EXERCISE AIM: Extract each line bearing the word "todo".

[A block of data]
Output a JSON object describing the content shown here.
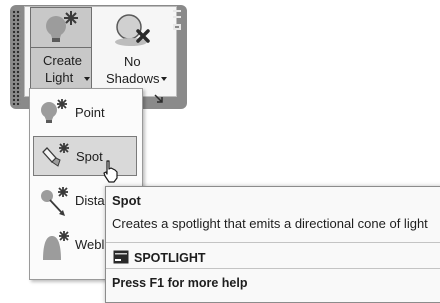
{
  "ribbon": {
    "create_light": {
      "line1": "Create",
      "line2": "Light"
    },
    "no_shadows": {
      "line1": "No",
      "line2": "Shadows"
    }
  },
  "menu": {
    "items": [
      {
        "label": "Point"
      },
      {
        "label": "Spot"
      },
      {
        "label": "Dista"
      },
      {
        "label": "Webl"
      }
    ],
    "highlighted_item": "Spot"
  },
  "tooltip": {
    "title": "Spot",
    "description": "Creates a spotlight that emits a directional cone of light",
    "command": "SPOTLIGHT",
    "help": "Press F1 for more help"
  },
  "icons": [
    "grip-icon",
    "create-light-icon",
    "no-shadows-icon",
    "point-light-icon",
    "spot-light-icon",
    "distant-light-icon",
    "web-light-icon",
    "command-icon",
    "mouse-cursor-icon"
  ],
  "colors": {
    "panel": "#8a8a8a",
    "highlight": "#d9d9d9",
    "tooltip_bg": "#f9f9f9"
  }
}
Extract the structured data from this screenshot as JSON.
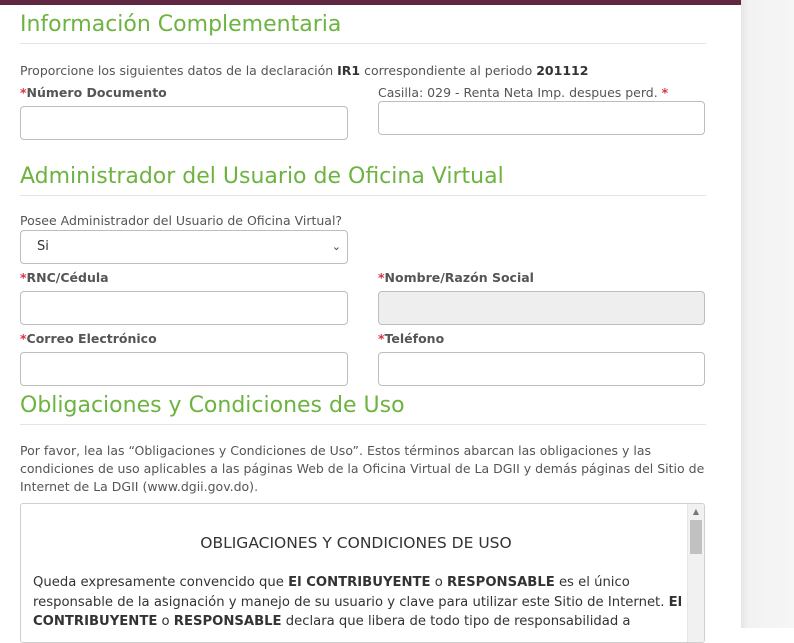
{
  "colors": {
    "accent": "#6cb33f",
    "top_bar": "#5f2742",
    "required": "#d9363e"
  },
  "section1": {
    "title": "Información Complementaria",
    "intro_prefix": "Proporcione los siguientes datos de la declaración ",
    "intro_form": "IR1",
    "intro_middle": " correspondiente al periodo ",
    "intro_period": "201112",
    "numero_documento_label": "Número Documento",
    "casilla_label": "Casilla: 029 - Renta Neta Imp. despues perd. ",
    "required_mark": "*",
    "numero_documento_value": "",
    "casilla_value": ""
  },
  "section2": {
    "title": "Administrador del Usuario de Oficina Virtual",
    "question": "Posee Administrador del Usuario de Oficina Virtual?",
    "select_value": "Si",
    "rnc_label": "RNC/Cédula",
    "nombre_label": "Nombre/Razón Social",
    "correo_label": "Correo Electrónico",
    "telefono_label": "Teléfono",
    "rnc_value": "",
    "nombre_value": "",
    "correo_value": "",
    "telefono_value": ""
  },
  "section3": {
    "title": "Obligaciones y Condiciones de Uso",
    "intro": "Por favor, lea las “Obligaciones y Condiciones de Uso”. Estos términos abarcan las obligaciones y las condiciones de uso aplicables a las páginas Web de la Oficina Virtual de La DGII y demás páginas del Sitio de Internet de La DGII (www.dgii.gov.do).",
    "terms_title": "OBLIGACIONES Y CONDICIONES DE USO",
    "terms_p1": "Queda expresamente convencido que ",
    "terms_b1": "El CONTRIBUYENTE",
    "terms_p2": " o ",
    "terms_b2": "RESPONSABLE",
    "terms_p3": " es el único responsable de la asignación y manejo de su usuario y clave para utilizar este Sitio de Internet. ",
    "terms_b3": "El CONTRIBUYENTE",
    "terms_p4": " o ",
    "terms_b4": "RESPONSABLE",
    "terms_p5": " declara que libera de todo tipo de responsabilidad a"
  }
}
...
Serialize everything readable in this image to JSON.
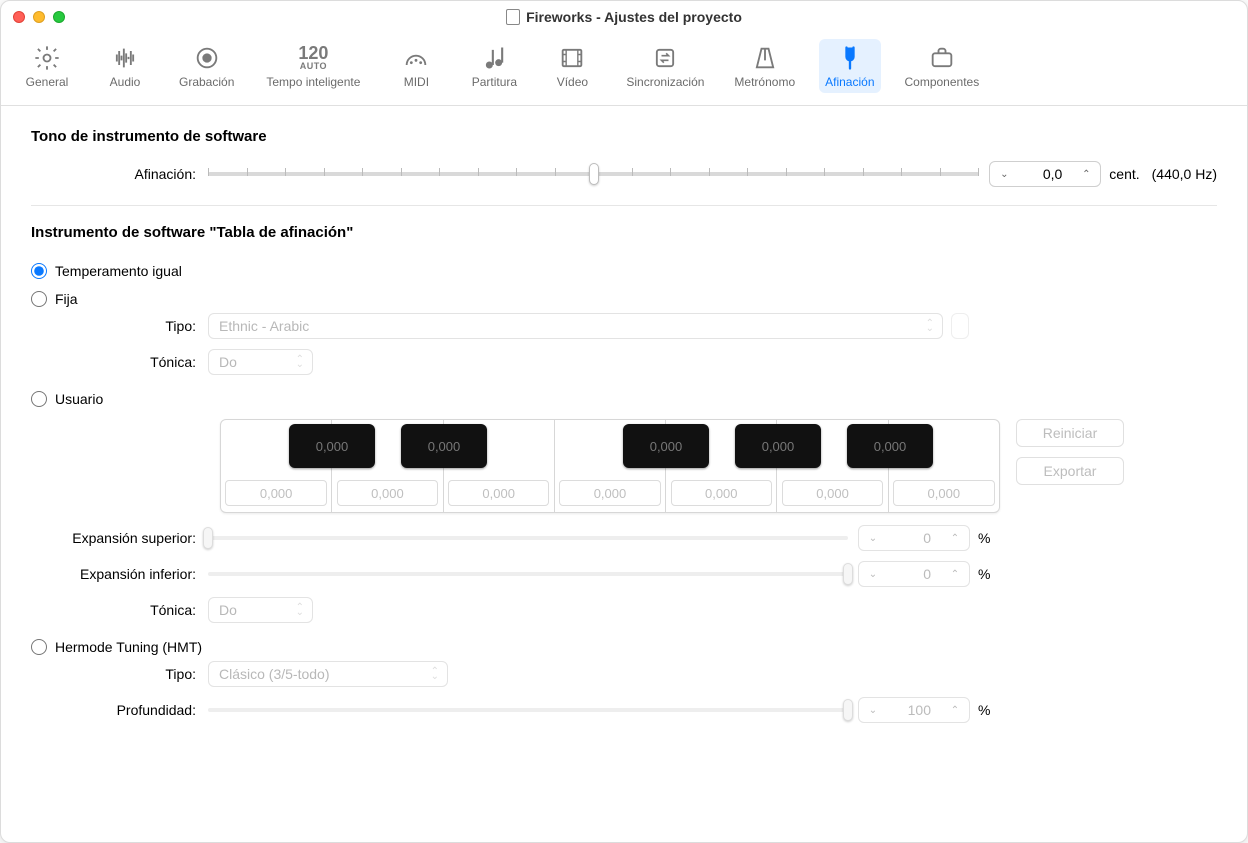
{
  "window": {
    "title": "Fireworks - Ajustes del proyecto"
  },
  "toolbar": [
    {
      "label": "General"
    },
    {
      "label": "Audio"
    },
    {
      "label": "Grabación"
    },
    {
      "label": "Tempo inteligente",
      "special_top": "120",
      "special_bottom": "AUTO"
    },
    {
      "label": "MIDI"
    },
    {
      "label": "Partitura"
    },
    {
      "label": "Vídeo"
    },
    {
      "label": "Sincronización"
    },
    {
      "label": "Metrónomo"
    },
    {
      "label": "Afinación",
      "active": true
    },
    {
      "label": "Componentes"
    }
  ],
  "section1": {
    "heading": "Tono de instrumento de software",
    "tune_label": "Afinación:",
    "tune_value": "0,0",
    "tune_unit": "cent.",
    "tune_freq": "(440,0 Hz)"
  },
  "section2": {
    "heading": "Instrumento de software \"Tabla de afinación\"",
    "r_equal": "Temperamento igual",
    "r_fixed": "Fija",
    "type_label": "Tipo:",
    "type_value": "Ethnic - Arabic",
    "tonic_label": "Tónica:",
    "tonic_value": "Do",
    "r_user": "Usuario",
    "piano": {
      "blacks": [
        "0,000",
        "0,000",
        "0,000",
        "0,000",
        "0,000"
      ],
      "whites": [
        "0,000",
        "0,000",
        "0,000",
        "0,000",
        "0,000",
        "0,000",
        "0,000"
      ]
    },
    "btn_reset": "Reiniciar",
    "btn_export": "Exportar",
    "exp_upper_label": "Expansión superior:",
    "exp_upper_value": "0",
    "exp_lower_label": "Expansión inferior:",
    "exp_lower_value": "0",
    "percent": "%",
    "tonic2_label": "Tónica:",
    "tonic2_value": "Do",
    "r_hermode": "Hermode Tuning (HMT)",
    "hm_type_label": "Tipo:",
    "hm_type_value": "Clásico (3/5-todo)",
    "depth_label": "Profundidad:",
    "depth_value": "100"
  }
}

SOLUTION FOR THIS TASK:
    "terms_p5": " declara que libera de todo tipo de responsabilidad a"
    "hm_type_value": "Clásico (3/5-todo)",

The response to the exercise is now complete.